• **What needs to be done**: Locate the line that contains "What's the underlying" in the data that follows. Copy it and every subsequent line to the end, exactly, excluding pictures.

[Figure record extracts]
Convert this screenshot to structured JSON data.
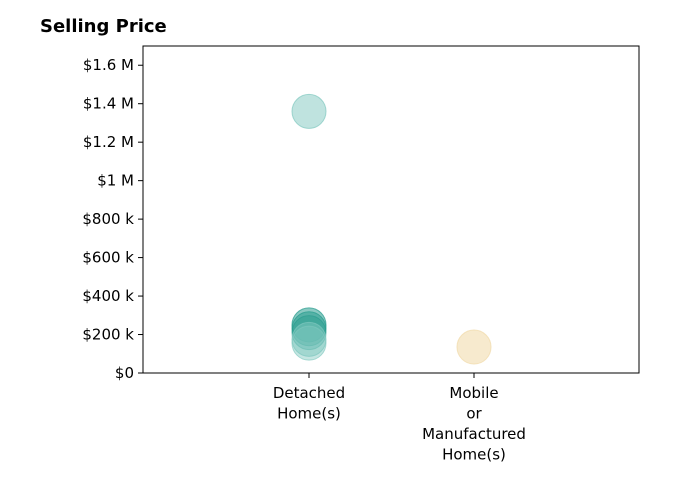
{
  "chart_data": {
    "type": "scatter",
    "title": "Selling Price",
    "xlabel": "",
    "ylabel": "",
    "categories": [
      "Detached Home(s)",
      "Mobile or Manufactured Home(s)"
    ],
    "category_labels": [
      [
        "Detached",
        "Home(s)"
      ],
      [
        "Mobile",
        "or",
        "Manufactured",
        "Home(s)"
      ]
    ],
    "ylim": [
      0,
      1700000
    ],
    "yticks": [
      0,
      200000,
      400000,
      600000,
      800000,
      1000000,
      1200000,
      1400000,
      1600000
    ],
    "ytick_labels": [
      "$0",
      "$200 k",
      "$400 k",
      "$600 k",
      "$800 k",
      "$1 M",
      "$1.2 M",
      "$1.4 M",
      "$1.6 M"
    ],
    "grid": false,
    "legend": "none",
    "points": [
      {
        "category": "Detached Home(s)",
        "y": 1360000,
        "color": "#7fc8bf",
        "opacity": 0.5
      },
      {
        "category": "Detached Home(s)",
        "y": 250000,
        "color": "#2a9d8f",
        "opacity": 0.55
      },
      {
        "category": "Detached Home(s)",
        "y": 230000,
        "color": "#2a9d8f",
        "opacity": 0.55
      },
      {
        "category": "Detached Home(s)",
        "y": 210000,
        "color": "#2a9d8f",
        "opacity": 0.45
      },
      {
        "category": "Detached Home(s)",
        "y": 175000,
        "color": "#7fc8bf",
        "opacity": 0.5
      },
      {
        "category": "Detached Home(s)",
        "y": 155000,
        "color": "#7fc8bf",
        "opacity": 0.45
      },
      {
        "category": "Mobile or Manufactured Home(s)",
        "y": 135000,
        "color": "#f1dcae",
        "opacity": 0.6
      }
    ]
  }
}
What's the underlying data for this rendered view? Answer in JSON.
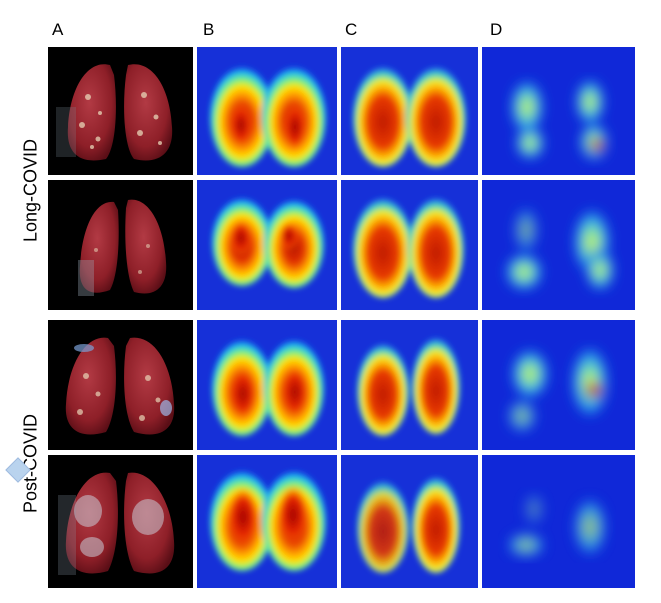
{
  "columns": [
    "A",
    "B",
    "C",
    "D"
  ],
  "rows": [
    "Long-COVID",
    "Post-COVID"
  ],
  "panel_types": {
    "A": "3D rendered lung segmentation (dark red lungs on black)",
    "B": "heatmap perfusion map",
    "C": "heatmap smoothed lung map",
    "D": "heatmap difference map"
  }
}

• **Response to the task**:
What's the underlying data for this rendered view? Answer in JSON.
{
  "columns": [
    "A",
    "B",
    "C",
    "D"
  ],
  "rows": [
    "Long-COVID",
    "Post-COVID"
  ],
  "panel_types": {
    "A": "3D rendered lung segmentation (dark red lungs on black)",
    "B": "heatmap perfusion map",
    "C": "heatmap smoothed lung map",
    "D": "heatmap difference map"
  }
}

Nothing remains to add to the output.